• _Objective_
Pictures aside, quote the whole listing exactly.

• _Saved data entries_
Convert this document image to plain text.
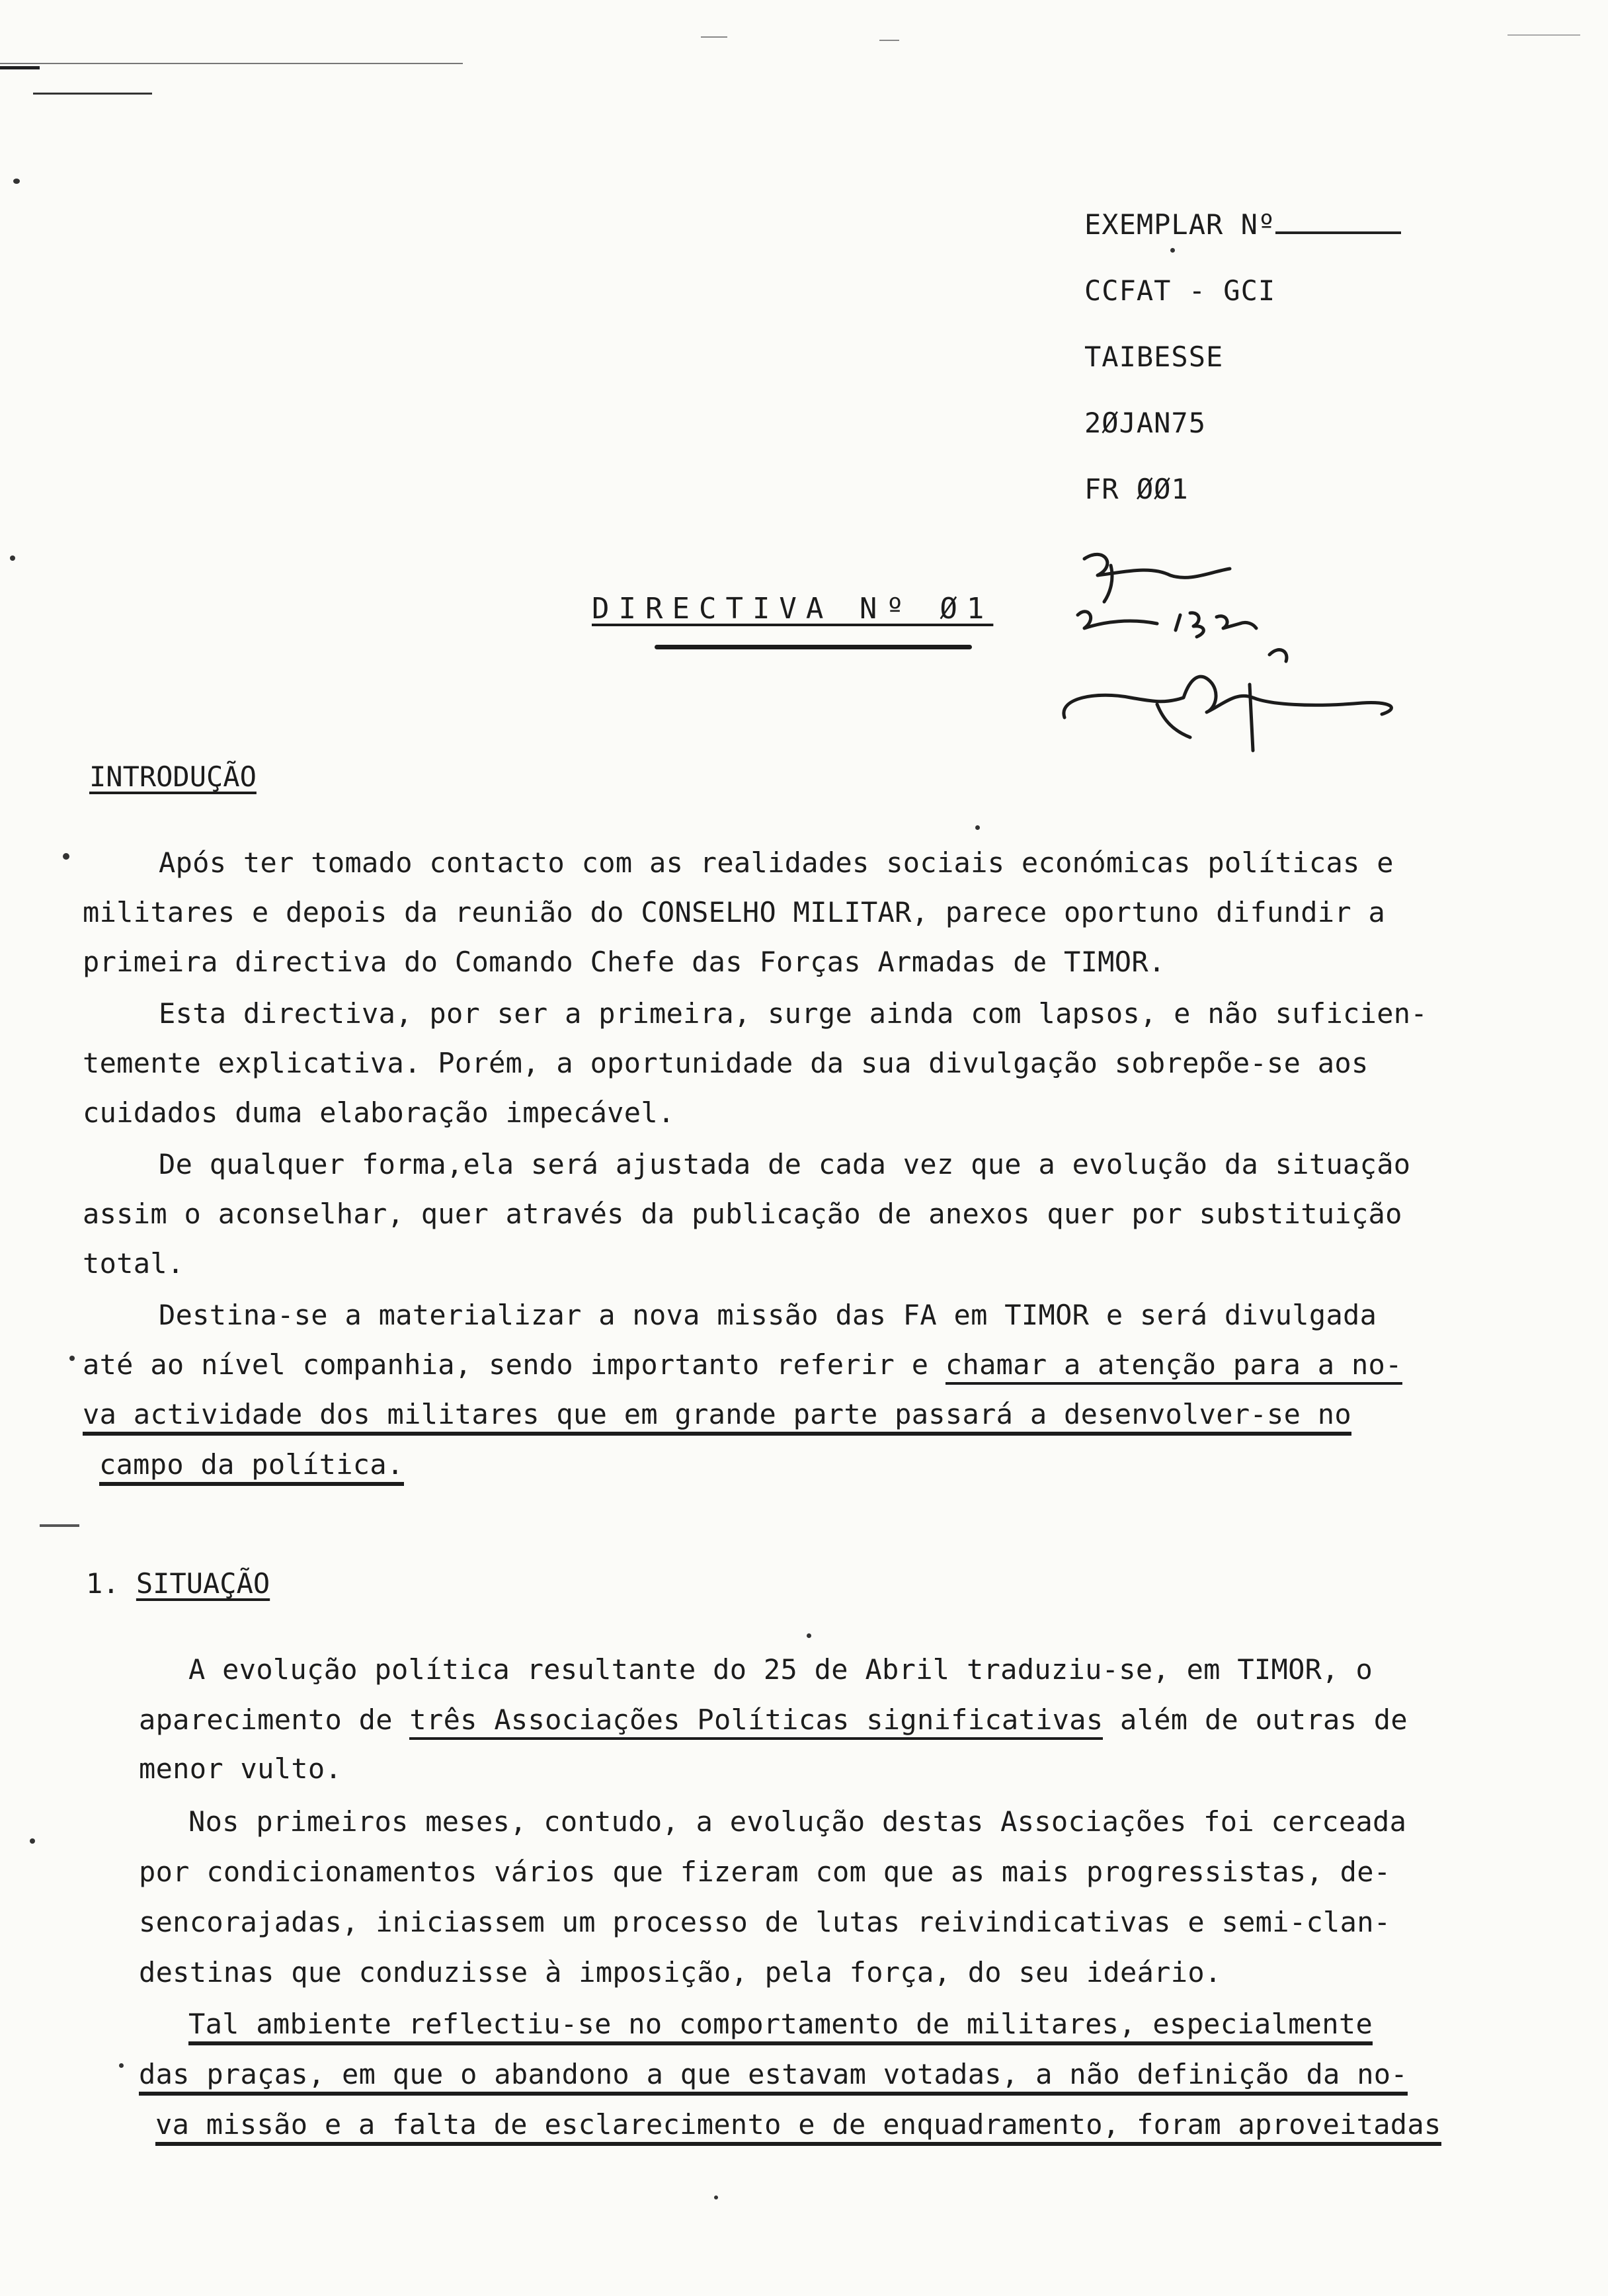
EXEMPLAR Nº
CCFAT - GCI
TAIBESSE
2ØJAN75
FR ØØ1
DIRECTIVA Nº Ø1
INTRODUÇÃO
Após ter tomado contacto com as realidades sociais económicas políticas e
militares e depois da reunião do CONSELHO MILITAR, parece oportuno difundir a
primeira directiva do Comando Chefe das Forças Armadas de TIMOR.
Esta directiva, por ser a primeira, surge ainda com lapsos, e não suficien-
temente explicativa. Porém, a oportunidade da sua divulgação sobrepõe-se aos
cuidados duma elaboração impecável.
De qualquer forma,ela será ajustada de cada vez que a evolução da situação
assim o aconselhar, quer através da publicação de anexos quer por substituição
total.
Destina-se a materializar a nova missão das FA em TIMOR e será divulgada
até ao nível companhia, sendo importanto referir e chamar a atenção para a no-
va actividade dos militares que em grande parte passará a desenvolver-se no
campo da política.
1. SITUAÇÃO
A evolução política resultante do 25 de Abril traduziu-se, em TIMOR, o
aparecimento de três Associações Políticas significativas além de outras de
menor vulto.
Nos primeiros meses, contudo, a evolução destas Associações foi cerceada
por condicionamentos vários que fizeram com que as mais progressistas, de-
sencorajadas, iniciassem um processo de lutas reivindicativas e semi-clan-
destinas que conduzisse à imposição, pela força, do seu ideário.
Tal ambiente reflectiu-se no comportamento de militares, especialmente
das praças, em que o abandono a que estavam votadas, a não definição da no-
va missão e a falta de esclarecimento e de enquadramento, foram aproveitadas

• _Response to the task_
Convert this document image to plain text.
EXEMPLAR Nº
CCFAT - GCI
TAIBESSE
2ØJAN75
FR ØØ1
DIRECTIVA Nº Ø1
INTRODUÇÃO
Após ter tomado contacto com as realidades sociais económicas políticas e
militares e depois da reunião do CONSELHO MILITAR, parece oportuno difundir a
primeira directiva do Comando Chefe das Forças Armadas de TIMOR.
Esta directiva, por ser a primeira, surge ainda com lapsos, e não suficien-
temente explicativa. Porém, a oportunidade da sua divulgação sobrepõe-se aos
cuidados duma elaboração impecável.
De qualquer forma,ela será ajustada de cada vez que a evolução da situação
assim o aconselhar, quer através da publicação de anexos quer por substituição
total.
Destina-se a materializar a nova missão das FA em TIMOR e será divulgada
até ao nível companhia, sendo importanto referir e chamar a atenção para a no-
va actividade dos militares que em grande parte passará a desenvolver-se no
campo da política.
1. SITUAÇÃO
A evolução política resultante do 25 de Abril traduziu-se, em TIMOR, o
aparecimento de três Associações Políticas significativas além de outras de
menor vulto.
Nos primeiros meses, contudo, a evolução destas Associações foi cerceada
por condicionamentos vários que fizeram com que as mais progressistas, de-
sencorajadas, iniciassem um processo de lutas reivindicativas e semi-clan-
destinas que conduzisse à imposição, pela força, do seu ideário.
Tal ambiente reflectiu-se no comportamento de militares, especialmente
das praças, em que o abandono a que estavam votadas, a não definição da no-
va missão e a falta de esclarecimento e de enquadramento, foram aproveitadas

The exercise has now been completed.